RECORDS TO USE:
++++
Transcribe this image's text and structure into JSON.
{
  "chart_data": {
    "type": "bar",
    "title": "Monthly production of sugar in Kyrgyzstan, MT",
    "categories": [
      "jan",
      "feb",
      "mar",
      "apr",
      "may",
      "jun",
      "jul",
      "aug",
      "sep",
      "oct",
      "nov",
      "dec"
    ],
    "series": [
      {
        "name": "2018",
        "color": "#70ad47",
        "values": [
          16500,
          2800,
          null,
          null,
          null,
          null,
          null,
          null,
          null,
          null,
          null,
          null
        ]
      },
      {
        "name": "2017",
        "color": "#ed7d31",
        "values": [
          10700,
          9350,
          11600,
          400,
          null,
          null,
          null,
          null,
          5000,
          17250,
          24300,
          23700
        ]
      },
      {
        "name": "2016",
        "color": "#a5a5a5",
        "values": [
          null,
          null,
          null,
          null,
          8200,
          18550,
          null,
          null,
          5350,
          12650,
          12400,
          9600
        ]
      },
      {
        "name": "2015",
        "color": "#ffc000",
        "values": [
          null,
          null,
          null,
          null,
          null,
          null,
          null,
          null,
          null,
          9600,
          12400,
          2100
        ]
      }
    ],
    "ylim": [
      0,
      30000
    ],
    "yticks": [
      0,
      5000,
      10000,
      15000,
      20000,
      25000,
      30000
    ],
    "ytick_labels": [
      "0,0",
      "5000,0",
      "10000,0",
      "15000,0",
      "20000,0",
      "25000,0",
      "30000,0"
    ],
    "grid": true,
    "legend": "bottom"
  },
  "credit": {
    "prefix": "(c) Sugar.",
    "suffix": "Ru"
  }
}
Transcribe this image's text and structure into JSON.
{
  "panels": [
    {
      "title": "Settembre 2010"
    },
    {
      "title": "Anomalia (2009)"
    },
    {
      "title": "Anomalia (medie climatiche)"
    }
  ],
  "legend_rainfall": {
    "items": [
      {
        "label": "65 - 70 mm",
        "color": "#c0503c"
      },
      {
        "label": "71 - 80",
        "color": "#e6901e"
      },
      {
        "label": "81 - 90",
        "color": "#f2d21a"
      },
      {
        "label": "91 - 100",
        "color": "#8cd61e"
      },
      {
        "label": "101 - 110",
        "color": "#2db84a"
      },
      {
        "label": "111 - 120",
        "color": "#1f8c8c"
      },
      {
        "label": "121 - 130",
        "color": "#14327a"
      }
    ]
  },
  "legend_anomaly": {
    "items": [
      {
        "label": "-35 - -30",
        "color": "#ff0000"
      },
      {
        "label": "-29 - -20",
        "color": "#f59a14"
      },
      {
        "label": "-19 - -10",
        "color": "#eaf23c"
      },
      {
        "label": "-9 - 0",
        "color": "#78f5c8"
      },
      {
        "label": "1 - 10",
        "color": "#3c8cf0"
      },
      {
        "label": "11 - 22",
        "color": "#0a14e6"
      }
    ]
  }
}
++++
Reproduce the material above exactly; please quote every line of it.

EXERCISE ANSWER:
Transcribe this image's text and structure into JSON.
{
  "chart_data": {
    "type": "bar",
    "title": "Monthly production of sugar in Kyrgyzstan, MT",
    "categories": [
      "jan",
      "feb",
      "mar",
      "apr",
      "may",
      "jun",
      "jul",
      "aug",
      "sep",
      "oct",
      "nov",
      "dec"
    ],
    "series": [
      {
        "name": "2018",
        "color": "#70ad47",
        "values": [
          16500,
          2800,
          null,
          null,
          null,
          null,
          null,
          null,
          null,
          null,
          null,
          null
        ]
      },
      {
        "name": "2017",
        "color": "#ed7d31",
        "values": [
          10700,
          9350,
          11600,
          400,
          null,
          null,
          null,
          null,
          5000,
          17250,
          24300,
          23700
        ]
      },
      {
        "name": "2016",
        "color": "#a5a5a5",
        "values": [
          null,
          null,
          null,
          null,
          8200,
          18550,
          null,
          null,
          5350,
          12650,
          12400,
          9600
        ]
      },
      {
        "name": "2015",
        "color": "#ffc000",
        "values": [
          null,
          null,
          null,
          null,
          null,
          null,
          null,
          null,
          null,
          9600,
          12400,
          2100
        ]
      }
    ],
    "ylim": [
      0,
      30000
    ],
    "yticks": [
      0,
      5000,
      10000,
      15000,
      20000,
      25000,
      30000
    ],
    "ytick_labels": [
      "0,0",
      "5000,0",
      "10000,0",
      "15000,0",
      "20000,0",
      "25000,0",
      "30000,0"
    ],
    "grid": true,
    "legend": "bottom"
  },
  "credit": {
    "prefix": "(c) Sugar.",
    "suffix": "Ru"
  }
}
Transcribe this image's text and structure into JSON.
{
  "panels": [
    {
      "title": "Settembre 2010"
    },
    {
      "title": "Anomalia (2009)"
    },
    {
      "title": "Anomalia (medie climatiche)"
    }
  ],
  "legend_rainfall": {
    "items": [
      {
        "label": "65 - 70 mm",
        "color": "#c0503c"
      },
      {
        "label": "71 - 80",
        "color": "#e6901e"
      },
      {
        "label": "81 - 90",
        "color": "#f2d21a"
      },
      {
        "label": "91 - 100",
        "color": "#8cd61e"
      },
      {
        "label": "101 - 110",
        "color": "#2db84a"
      },
      {
        "label": "111 - 120",
        "color": "#1f8c8c"
      },
      {
        "label": "121 - 130",
        "color": "#14327a"
      }
    ]
  },
  "legend_anomaly": {
    "items": [
      {
        "label": "-35 - -30",
        "color": "#ff0000"
      },
      {
        "label": "-29 - -20",
        "color": "#f59a14"
      },
      {
        "label": "-19 - -10",
        "color": "#eaf23c"
      },
      {
        "label": "-9 - 0",
        "color": "#78f5c8"
      },
      {
        "label": "1 - 10",
        "color": "#3c8cf0"
      },
      {
        "label": "11 - 22",
        "color": "#0a14e6"
      }
    ]
  }
}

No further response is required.